### Exercise prompt
Convert every line of the records into a numbered list, dropping blank lines and omitting the pictures.

Records in a dataset:

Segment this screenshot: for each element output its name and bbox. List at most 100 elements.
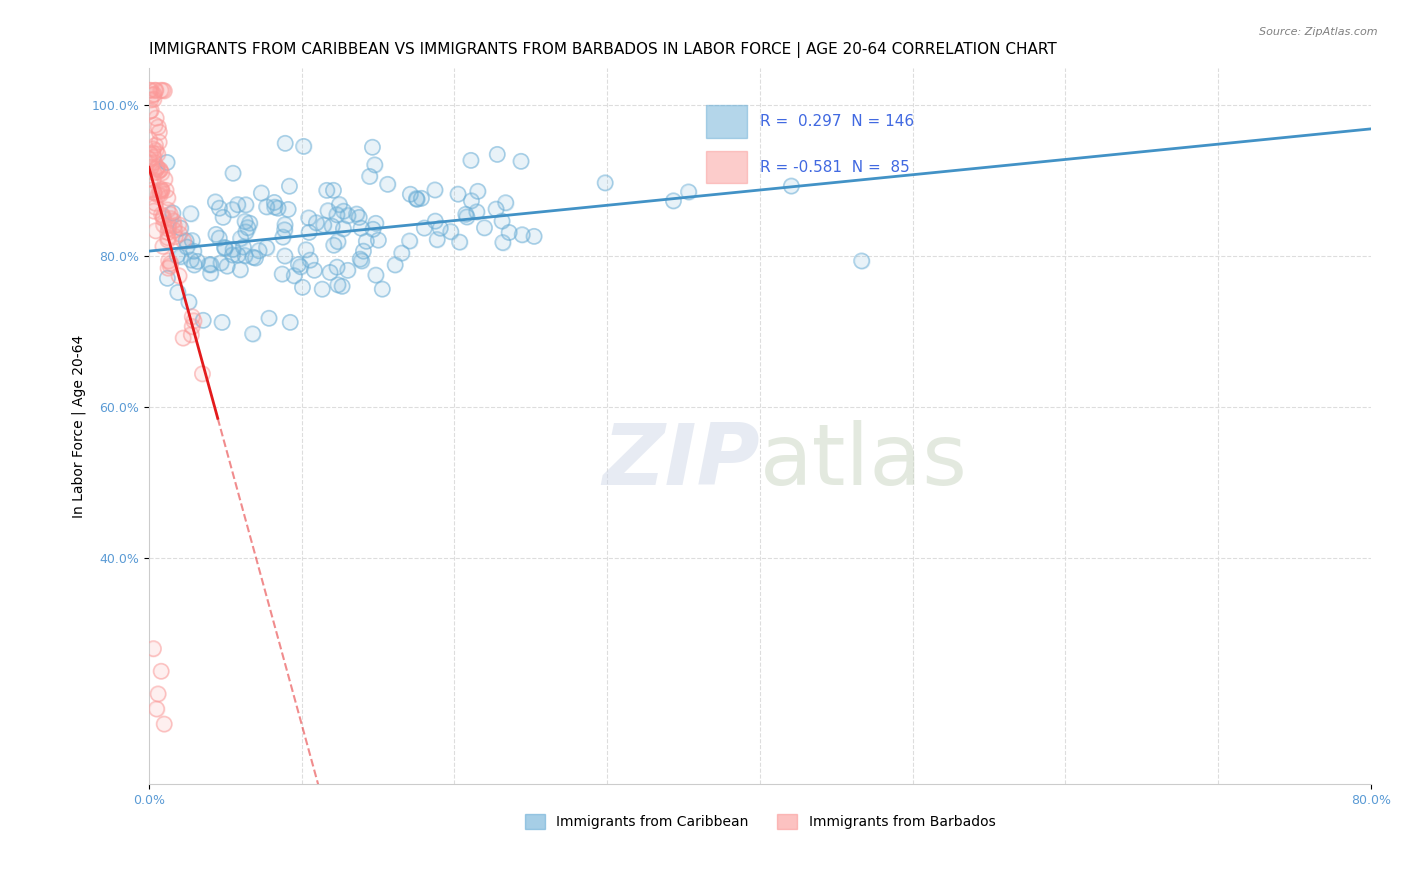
Point — [208, 231, 231, 245]
Point — [159, 259, 181, 273]
Point — [162, 214, 184, 228]
Point — [350, 253, 373, 268]
Point — [143, 83, 166, 97]
Point — [263, 200, 285, 214]
Point — [678, 185, 700, 199]
Point — [191, 367, 214, 381]
Point — [152, 218, 174, 232]
Point — [214, 241, 236, 255]
Point — [145, 83, 167, 97]
Point — [229, 231, 252, 245]
Point — [173, 234, 195, 248]
Point — [326, 208, 349, 222]
Point — [454, 207, 477, 221]
Point — [150, 664, 173, 678]
Point — [149, 183, 172, 197]
Point — [222, 166, 245, 180]
Point — [429, 221, 451, 235]
Point — [180, 252, 202, 267]
Point — [177, 295, 200, 310]
Point — [148, 135, 170, 149]
Point — [142, 173, 165, 187]
Point — [142, 142, 165, 156]
Point — [322, 183, 344, 197]
Point — [377, 178, 399, 192]
Point — [145, 138, 167, 153]
Point — [256, 241, 278, 255]
Point — [449, 235, 471, 249]
Point — [440, 225, 463, 239]
Point — [242, 326, 264, 341]
Point — [156, 191, 179, 205]
Point — [156, 155, 179, 169]
Point — [205, 227, 228, 242]
Point — [492, 235, 515, 250]
Point — [170, 250, 193, 264]
Point — [183, 314, 205, 328]
Point — [181, 234, 204, 248]
Point — [167, 218, 190, 232]
Point — [145, 144, 167, 158]
Point — [159, 211, 181, 226]
Point — [267, 201, 290, 215]
Point — [156, 271, 179, 285]
Point — [346, 207, 368, 221]
Point — [162, 206, 184, 220]
Point — [250, 186, 273, 200]
Point — [156, 202, 179, 217]
Point — [143, 155, 166, 169]
Point — [174, 234, 197, 248]
Point — [141, 160, 163, 174]
Point — [163, 223, 186, 237]
Point — [146, 188, 169, 202]
Point — [150, 166, 173, 180]
Y-axis label: In Labor Force | Age 20-64: In Labor Force | Age 20-64 — [72, 334, 86, 517]
Point — [780, 179, 803, 194]
Point — [780, 179, 803, 194]
Point — [326, 235, 349, 249]
Point — [169, 227, 191, 241]
Point — [229, 231, 252, 245]
Point — [423, 183, 446, 197]
Point — [593, 176, 616, 190]
Point — [235, 225, 257, 239]
Point — [200, 258, 222, 272]
Point — [510, 227, 533, 242]
Point — [157, 221, 180, 235]
Point — [523, 229, 546, 244]
Point — [198, 258, 221, 272]
Point — [149, 83, 172, 97]
Point — [352, 244, 374, 259]
Point — [145, 111, 167, 125]
Point — [267, 201, 290, 215]
Point — [172, 331, 194, 345]
Point — [319, 265, 342, 279]
Point — [299, 253, 322, 268]
Point — [292, 139, 315, 153]
Point — [485, 202, 508, 216]
Point — [146, 147, 169, 161]
Point — [152, 211, 174, 226]
Point — [311, 282, 333, 296]
Point — [319, 265, 342, 279]
Point — [328, 197, 350, 211]
Point — [250, 186, 273, 200]
Point — [523, 229, 546, 244]
Point — [229, 262, 252, 277]
Point — [233, 248, 256, 262]
Point — [298, 211, 321, 225]
Point — [298, 226, 321, 240]
Point — [141, 160, 163, 174]
Point — [321, 219, 343, 234]
Point — [138, 83, 160, 97]
Point — [143, 87, 166, 102]
Point — [322, 183, 344, 197]
Point — [332, 204, 354, 219]
Point — [411, 191, 433, 205]
Point — [159, 256, 181, 270]
Point — [139, 147, 162, 161]
Point — [233, 214, 256, 228]
Point — [322, 238, 344, 252]
Point — [200, 266, 222, 280]
Point — [851, 254, 873, 268]
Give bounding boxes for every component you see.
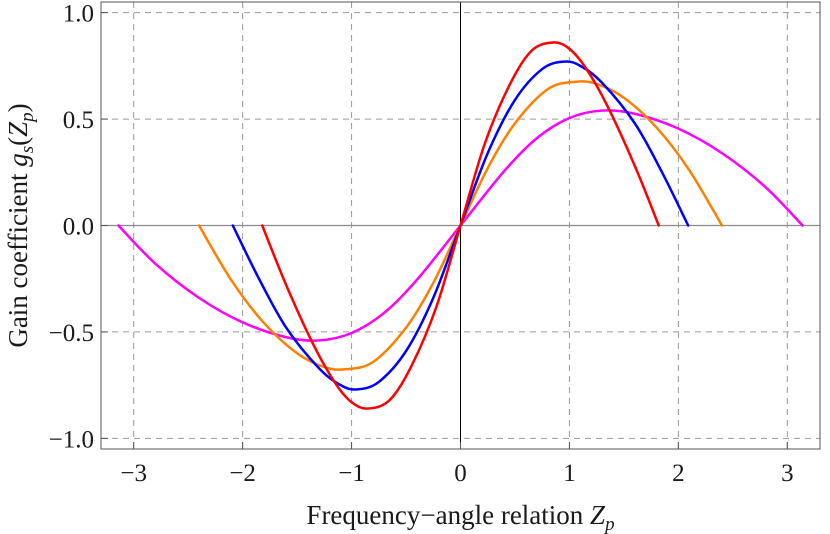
x-tick-label: 2 xyxy=(672,460,685,487)
y-tick-label: 0.5 xyxy=(63,107,94,134)
y-axis-title-arg-var: Z xyxy=(3,121,33,137)
x-axis-title-var: Z xyxy=(590,500,606,530)
series-group xyxy=(117,41,804,410)
x-tick-label: −2 xyxy=(229,460,256,487)
x-axis-title: Frequency−angle relation Zp xyxy=(306,500,614,534)
y-axis-title-open: ( xyxy=(3,137,33,146)
y-axis-title-close: ) xyxy=(3,103,33,112)
x-tick-label: −1 xyxy=(338,460,365,487)
x-axis-title-sub: p xyxy=(603,514,615,534)
y-axis-title-text: Gain coefficient xyxy=(3,167,33,348)
axis-ticks: −3 −2 −1 0 1 2 3 −1.0 −0.5 0.0 0.5 1.0 xyxy=(49,1,794,487)
y-axis-title-sub: s xyxy=(17,146,38,153)
x-tick-label: 3 xyxy=(781,460,794,487)
y-tick-label: 1.0 xyxy=(63,1,94,28)
series-line-4 xyxy=(260,41,661,410)
y-axis-title-arg-sub: p xyxy=(17,112,38,124)
y-tick-label: −0.5 xyxy=(49,320,94,347)
x-tick-label: 0 xyxy=(454,460,467,487)
y-tick-label: 0.0 xyxy=(63,214,94,241)
y-axis-title-var: g xyxy=(3,153,33,167)
x-tick-label: −3 xyxy=(120,460,147,487)
x-axis-title-text: Frequency−angle relation xyxy=(306,500,590,530)
x-tick-label: 1 xyxy=(563,460,576,487)
y-tick-label: −1.0 xyxy=(49,426,94,453)
y-axis-title: Gain coefficient gs(Zp) xyxy=(3,103,38,347)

### Full answer
1. Segment this screenshot: for each element output its name and bbox. List at most 100 elements.
2. Point — [208, 231, 231, 245]
3. Point — [159, 259, 181, 273]
4. Point — [162, 214, 184, 228]
5. Point — [350, 253, 373, 268]
6. Point — [143, 83, 166, 97]
7. Point — [263, 200, 285, 214]
8. Point — [678, 185, 700, 199]
9. Point — [191, 367, 214, 381]
10. Point — [152, 218, 174, 232]
11. Point — [214, 241, 236, 255]
12. Point — [145, 83, 167, 97]
13. Point — [229, 231, 252, 245]
14. Point — [173, 234, 195, 248]
15. Point — [326, 208, 349, 222]
16. Point — [454, 207, 477, 221]
17. Point — [150, 664, 173, 678]
18. Point — [149, 183, 172, 197]
19. Point — [222, 166, 245, 180]
20. Point — [429, 221, 451, 235]
21. Point — [180, 252, 202, 267]
22. Point — [177, 295, 200, 310]
23. Point — [148, 135, 170, 149]
24. Point — [142, 173, 165, 187]
25. Point — [142, 142, 165, 156]
26. Point — [322, 183, 344, 197]
27. Point — [377, 178, 399, 192]
28. Point — [145, 138, 167, 153]
29. Point — [256, 241, 278, 255]
30. Point — [449, 235, 471, 249]
31. Point — [440, 225, 463, 239]
32. Point — [242, 326, 264, 341]
33. Point — [156, 191, 179, 205]
34. Point — [156, 155, 179, 169]
35. Point — [205, 227, 228, 242]
36. Point — [492, 235, 515, 250]
37. Point — [170, 250, 193, 264]
38. Point — [183, 314, 205, 328]
39. Point — [181, 234, 204, 248]
40. Point — [167, 218, 190, 232]
41. Point — [145, 144, 167, 158]
42. Point — [159, 211, 181, 226]
43. Point — [267, 201, 290, 215]
44. Point — [156, 271, 179, 285]
45. Point — [346, 207, 368, 221]
46. Point — [162, 206, 184, 220]
47. Point — [250, 186, 273, 200]
48. Point — [156, 202, 179, 217]
49. Point — [143, 155, 166, 169]
50. Point — [174, 234, 197, 248]
51. Point — [141, 160, 163, 174]
52. Point — [163, 223, 186, 237]
53. Point — [146, 188, 169, 202]
54. Point — [150, 166, 173, 180]
55. Y-axis label: In Labor Force | Age 20-64: In Labor Force | Age 20-64 — [72, 334, 86, 517]
56. Point — [780, 179, 803, 194]
57. Point — [780, 179, 803, 194]
58. Point — [326, 235, 349, 249]
59. Point — [169, 227, 191, 241]
60. Point — [229, 231, 252, 245]
61. Point — [423, 183, 446, 197]
62. Point — [593, 176, 616, 190]
63. Point — [235, 225, 257, 239]
64. Point — [200, 258, 222, 272]
65. Point — [510, 227, 533, 242]
66. Point — [157, 221, 180, 235]
67. Point — [523, 229, 546, 244]
68. Point — [198, 258, 221, 272]
69. Point — [149, 83, 172, 97]
70. Point — [352, 244, 374, 259]
71. Point — [145, 111, 167, 125]
72. Point — [267, 201, 290, 215]
73. Point — [172, 331, 194, 345]
74. Point — [319, 265, 342, 279]
75. Point — [299, 253, 322, 268]
76. Point — [292, 139, 315, 153]
77. Point — [485, 202, 508, 216]
78. Point — [146, 147, 169, 161]
79. Point — [152, 211, 174, 226]
80. Point — [311, 282, 333, 296]
81. Point — [319, 265, 342, 279]
82. Point — [328, 197, 350, 211]
83. Point — [250, 186, 273, 200]
84. Point — [523, 229, 546, 244]
85. Point — [229, 262, 252, 277]
86. Point — [233, 248, 256, 262]
87. Point — [298, 211, 321, 225]
88. Point — [298, 226, 321, 240]
89. Point — [141, 160, 163, 174]
90. Point — [321, 219, 343, 234]
91. Point — [138, 83, 160, 97]
92. Point — [143, 87, 166, 102]
93. Point — [322, 183, 344, 197]
94. Point — [332, 204, 354, 219]
95. Point — [411, 191, 433, 205]
96. Point — [159, 256, 181, 270]
97. Point — [139, 147, 162, 161]
98. Point — [233, 214, 256, 228]
99. Point — [322, 238, 344, 252]
100. Point — [200, 266, 222, 280]
101. Point — [851, 254, 873, 268]
102. Give bounding boxes for every component you see.
103. x-tick-label: 2 xyxy=(672,460,685,487)
104. y-tick-label: 0.5 xyxy=(63,107,94,134)
105. y-axis-title-arg-var: Z xyxy=(3,121,33,137)
106. x-axis-title-var: Z xyxy=(590,500,606,530)
107. series-group xyxy=(117,41,804,410)
108. x-tick-label: −2 xyxy=(229,460,256,487)
109. x-axis-title: Frequency−angle relation Zp xyxy=(306,500,614,534)
110. y-axis-title-open: ( xyxy=(3,137,33,146)
111. y-axis-title-close: ) xyxy=(3,103,33,112)
112. x-tick-label: −1 xyxy=(338,460,365,487)
113. x-axis-title-sub: p xyxy=(603,514,615,534)
114. y-axis-title-text: Gain coefficient xyxy=(3,167,33,348)
115. axis-ticks: −3 −2 −1 0 1 2 3 −1.0 −0.5 0.0 0.5 1.0 xyxy=(49,1,794,487)
116. y-axis-title-sub: s xyxy=(17,146,38,153)
117. x-tick-label: 3 xyxy=(781,460,794,487)
118. y-tick-label: 1.0 xyxy=(63,1,94,28)
119. series-line-4 xyxy=(260,41,661,410)
120. y-axis-title-arg-sub: p xyxy=(17,112,38,124)
121. y-tick-label: −0.5 xyxy=(49,320,94,347)
122. x-tick-label: 0 xyxy=(454,460,467,487)
123. y-tick-label: 0.0 xyxy=(63,214,94,241)
124. y-axis-title-var: g xyxy=(3,153,33,167)
125. x-tick-label: −3 xyxy=(120,460,147,487)
126. x-axis-title-text: Frequency−angle relation xyxy=(306,500,590,530)
127. x-tick-label: 1 xyxy=(563,460,576,487)
128. y-tick-label: −1.0 xyxy=(49,426,94,453)
129. y-axis-title: Gain coefficient gs(Zp) xyxy=(3,103,38,347)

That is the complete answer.